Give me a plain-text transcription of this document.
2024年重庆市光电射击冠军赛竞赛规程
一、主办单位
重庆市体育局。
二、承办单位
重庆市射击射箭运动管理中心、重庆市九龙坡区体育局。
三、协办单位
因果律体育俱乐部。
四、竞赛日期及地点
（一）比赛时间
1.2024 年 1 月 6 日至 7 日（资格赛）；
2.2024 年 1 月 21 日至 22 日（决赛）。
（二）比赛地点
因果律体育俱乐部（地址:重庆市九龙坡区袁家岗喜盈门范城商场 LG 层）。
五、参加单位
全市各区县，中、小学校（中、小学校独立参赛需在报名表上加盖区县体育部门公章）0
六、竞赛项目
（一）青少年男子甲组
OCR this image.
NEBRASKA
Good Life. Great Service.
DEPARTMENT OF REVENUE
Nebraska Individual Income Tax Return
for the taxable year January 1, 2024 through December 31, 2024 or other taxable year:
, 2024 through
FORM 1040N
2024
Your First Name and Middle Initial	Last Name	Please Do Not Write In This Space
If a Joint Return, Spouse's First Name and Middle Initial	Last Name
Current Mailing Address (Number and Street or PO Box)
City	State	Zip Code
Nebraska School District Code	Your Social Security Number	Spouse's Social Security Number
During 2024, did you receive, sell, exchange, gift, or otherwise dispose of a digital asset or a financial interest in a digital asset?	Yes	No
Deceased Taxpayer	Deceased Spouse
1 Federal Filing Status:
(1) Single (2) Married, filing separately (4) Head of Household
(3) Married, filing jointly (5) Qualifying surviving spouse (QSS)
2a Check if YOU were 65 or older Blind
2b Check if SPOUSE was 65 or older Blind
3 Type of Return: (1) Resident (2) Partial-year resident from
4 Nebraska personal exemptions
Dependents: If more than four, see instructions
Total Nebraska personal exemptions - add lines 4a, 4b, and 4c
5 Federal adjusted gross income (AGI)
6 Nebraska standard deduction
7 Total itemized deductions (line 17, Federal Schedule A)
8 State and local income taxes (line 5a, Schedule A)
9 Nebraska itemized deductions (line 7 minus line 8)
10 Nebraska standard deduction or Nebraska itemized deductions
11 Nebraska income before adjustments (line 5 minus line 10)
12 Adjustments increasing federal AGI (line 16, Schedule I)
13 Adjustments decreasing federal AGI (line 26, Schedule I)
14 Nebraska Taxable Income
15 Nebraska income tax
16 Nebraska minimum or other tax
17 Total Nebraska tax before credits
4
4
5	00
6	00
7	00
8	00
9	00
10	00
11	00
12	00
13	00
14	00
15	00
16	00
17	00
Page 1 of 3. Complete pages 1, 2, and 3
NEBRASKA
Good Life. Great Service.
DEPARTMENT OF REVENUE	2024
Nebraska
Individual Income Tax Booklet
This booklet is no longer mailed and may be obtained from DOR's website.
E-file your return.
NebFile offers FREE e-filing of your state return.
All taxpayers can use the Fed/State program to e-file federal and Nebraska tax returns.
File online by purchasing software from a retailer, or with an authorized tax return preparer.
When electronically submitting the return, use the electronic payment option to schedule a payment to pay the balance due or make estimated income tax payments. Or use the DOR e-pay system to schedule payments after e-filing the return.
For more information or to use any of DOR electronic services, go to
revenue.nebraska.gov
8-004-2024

> Exercise task:
Read through the data and copy every line where "First" shows up.

> Solved problem:
Your First Name and Middle Initial	Last Name	Please Do Not Write In This Space
If a Joint Return, Spouse's First Name and Middle Initial	Last Name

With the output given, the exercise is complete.